==== Provided records ====

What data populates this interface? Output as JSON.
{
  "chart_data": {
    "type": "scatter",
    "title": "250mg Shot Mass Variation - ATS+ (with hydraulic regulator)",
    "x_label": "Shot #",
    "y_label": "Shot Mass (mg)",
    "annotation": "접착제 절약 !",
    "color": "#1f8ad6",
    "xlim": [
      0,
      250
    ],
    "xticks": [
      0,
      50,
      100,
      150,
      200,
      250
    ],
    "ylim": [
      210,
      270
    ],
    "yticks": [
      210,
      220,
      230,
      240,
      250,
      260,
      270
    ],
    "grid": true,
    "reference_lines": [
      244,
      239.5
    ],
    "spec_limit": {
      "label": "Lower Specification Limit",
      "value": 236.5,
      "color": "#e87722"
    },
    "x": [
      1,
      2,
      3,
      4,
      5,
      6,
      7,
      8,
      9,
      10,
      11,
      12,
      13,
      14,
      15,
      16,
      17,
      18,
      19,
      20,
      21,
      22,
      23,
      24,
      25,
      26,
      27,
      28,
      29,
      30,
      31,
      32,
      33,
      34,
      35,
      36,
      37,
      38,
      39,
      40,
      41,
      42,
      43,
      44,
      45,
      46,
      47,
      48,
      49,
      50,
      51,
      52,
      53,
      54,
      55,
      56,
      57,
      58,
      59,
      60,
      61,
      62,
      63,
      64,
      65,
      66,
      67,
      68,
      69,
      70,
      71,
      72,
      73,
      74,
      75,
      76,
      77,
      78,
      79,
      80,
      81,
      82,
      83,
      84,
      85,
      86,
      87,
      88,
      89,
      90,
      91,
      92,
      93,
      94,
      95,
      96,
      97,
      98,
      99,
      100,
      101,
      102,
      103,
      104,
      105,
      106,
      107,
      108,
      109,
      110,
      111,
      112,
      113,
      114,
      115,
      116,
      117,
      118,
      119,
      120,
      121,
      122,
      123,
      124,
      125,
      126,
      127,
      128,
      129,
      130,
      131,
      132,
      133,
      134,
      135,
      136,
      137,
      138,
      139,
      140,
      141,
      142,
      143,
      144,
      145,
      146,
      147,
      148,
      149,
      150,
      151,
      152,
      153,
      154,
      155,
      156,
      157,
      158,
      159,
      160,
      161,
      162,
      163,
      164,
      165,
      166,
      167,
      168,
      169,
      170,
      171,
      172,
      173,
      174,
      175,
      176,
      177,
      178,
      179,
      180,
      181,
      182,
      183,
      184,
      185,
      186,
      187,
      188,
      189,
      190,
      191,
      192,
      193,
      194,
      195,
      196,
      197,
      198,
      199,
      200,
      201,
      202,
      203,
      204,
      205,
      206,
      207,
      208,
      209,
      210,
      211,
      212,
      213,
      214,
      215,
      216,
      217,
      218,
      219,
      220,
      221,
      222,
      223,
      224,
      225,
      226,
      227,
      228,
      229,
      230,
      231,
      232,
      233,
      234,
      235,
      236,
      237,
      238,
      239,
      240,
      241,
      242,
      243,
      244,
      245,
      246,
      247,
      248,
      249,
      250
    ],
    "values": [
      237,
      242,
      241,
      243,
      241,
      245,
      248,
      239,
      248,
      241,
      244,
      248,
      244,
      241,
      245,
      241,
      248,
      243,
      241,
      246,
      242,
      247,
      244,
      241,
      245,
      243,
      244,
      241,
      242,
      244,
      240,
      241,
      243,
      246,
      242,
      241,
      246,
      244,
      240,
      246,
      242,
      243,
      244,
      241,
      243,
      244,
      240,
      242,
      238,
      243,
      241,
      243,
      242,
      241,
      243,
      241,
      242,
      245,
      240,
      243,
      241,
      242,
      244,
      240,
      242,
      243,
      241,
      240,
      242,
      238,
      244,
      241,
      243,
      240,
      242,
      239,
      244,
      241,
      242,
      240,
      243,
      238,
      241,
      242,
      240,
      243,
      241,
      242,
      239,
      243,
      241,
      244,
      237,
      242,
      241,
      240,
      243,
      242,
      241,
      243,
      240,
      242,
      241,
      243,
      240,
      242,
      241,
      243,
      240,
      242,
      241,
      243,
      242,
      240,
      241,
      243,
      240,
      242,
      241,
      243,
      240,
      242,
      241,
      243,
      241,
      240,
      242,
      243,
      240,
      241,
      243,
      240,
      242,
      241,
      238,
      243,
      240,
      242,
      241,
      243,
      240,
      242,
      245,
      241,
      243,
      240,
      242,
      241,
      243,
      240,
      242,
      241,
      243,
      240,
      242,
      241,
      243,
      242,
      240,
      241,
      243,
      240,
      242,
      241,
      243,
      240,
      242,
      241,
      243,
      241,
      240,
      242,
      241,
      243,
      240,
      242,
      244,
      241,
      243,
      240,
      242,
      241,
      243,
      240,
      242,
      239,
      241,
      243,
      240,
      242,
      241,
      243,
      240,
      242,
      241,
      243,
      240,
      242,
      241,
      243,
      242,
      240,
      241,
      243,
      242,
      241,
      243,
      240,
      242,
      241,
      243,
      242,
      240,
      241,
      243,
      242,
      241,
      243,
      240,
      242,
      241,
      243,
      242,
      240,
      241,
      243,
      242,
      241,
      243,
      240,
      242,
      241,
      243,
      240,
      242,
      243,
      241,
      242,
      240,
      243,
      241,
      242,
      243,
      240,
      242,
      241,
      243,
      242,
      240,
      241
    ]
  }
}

====

### Work required:
Output all of the data again, exactly.

### Answer to the exercise:
What data populates this interface? Output as JSON.
{
  "chart_data": {
    "type": "scatter",
    "title": "250mg Shot Mass Variation - ATS+ (with hydraulic regulator)",
    "x_label": "Shot #",
    "y_label": "Shot Mass (mg)",
    "annotation": "접착제 절약 !",
    "color": "#1f8ad6",
    "xlim": [
      0,
      250
    ],
    "xticks": [
      0,
      50,
      100,
      150,
      200,
      250
    ],
    "ylim": [
      210,
      270
    ],
    "yticks": [
      210,
      220,
      230,
      240,
      250,
      260,
      270
    ],
    "grid": true,
    "reference_lines": [
      244,
      239.5
    ],
    "spec_limit": {
      "label": "Lower Specification Limit",
      "value": 236.5,
      "color": "#e87722"
    },
    "x": [
      1,
      2,
      3,
      4,
      5,
      6,
      7,
      8,
      9,
      10,
      11,
      12,
      13,
      14,
      15,
      16,
      17,
      18,
      19,
      20,
      21,
      22,
      23,
      24,
      25,
      26,
      27,
      28,
      29,
      30,
      31,
      32,
      33,
      34,
      35,
      36,
      37,
      38,
      39,
      40,
      41,
      42,
      43,
      44,
      45,
      46,
      47,
      48,
      49,
      50,
      51,
      52,
      53,
      54,
      55,
      56,
      57,
      58,
      59,
      60,
      61,
      62,
      63,
      64,
      65,
      66,
      67,
      68,
      69,
      70,
      71,
      72,
      73,
      74,
      75,
      76,
      77,
      78,
      79,
      80,
      81,
      82,
      83,
      84,
      85,
      86,
      87,
      88,
      89,
      90,
      91,
      92,
      93,
      94,
      95,
      96,
      97,
      98,
      99,
      100,
      101,
      102,
      103,
      104,
      105,
      106,
      107,
      108,
      109,
      110,
      111,
      112,
      113,
      114,
      115,
      116,
      117,
      118,
      119,
      120,
      121,
      122,
      123,
      124,
      125,
      126,
      127,
      128,
      129,
      130,
      131,
      132,
      133,
      134,
      135,
      136,
      137,
      138,
      139,
      140,
      141,
      142,
      143,
      144,
      145,
      146,
      147,
      148,
      149,
      150,
      151,
      152,
      153,
      154,
      155,
      156,
      157,
      158,
      159,
      160,
      161,
      162,
      163,
      164,
      165,
      166,
      167,
      168,
      169,
      170,
      171,
      172,
      173,
      174,
      175,
      176,
      177,
      178,
      179,
      180,
      181,
      182,
      183,
      184,
      185,
      186,
      187,
      188,
      189,
      190,
      191,
      192,
      193,
      194,
      195,
      196,
      197,
      198,
      199,
      200,
      201,
      202,
      203,
      204,
      205,
      206,
      207,
      208,
      209,
      210,
      211,
      212,
      213,
      214,
      215,
      216,
      217,
      218,
      219,
      220,
      221,
      222,
      223,
      224,
      225,
      226,
      227,
      228,
      229,
      230,
      231,
      232,
      233,
      234,
      235,
      236,
      237,
      238,
      239,
      240,
      241,
      242,
      243,
      244,
      245,
      246,
      247,
      248,
      249,
      250
    ],
    "values": [
      237,
      242,
      241,
      243,
      241,
      245,
      248,
      239,
      248,
      241,
      244,
      248,
      244,
      241,
      245,
      241,
      248,
      243,
      241,
      246,
      242,
      247,
      244,
      241,
      245,
      243,
      244,
      241,
      242,
      244,
      240,
      241,
      243,
      246,
      242,
      241,
      246,
      244,
      240,
      246,
      242,
      243,
      244,
      241,
      243,
      244,
      240,
      242,
      238,
      243,
      241,
      243,
      242,
      241,
      243,
      241,
      242,
      245,
      240,
      243,
      241,
      242,
      244,
      240,
      242,
      243,
      241,
      240,
      242,
      238,
      244,
      241,
      243,
      240,
      242,
      239,
      244,
      241,
      242,
      240,
      243,
      238,
      241,
      242,
      240,
      243,
      241,
      242,
      239,
      243,
      241,
      244,
      237,
      242,
      241,
      240,
      243,
      242,
      241,
      243,
      240,
      242,
      241,
      243,
      240,
      242,
      241,
      243,
      240,
      242,
      241,
      243,
      242,
      240,
      241,
      243,
      240,
      242,
      241,
      243,
      240,
      242,
      241,
      243,
      241,
      240,
      242,
      243,
      240,
      241,
      243,
      240,
      242,
      241,
      238,
      243,
      240,
      242,
      241,
      243,
      240,
      242,
      245,
      241,
      243,
      240,
      242,
      241,
      243,
      240,
      242,
      241,
      243,
      240,
      242,
      241,
      243,
      242,
      240,
      241,
      243,
      240,
      242,
      241,
      243,
      240,
      242,
      241,
      243,
      241,
      240,
      242,
      241,
      243,
      240,
      242,
      244,
      241,
      243,
      240,
      242,
      241,
      243,
      240,
      242,
      239,
      241,
      243,
      240,
      242,
      241,
      243,
      240,
      242,
      241,
      243,
      240,
      242,
      241,
      243,
      242,
      240,
      241,
      243,
      242,
      241,
      243,
      240,
      242,
      241,
      243,
      242,
      240,
      241,
      243,
      242,
      241,
      243,
      240,
      242,
      241,
      243,
      242,
      240,
      241,
      243,
      242,
      241,
      243,
      240,
      242,
      241,
      243,
      240,
      242,
      243,
      241,
      242,
      240,
      243,
      241,
      242,
      243,
      240,
      242,
      241,
      243,
      242,
      240,
      241
    ]
  }
}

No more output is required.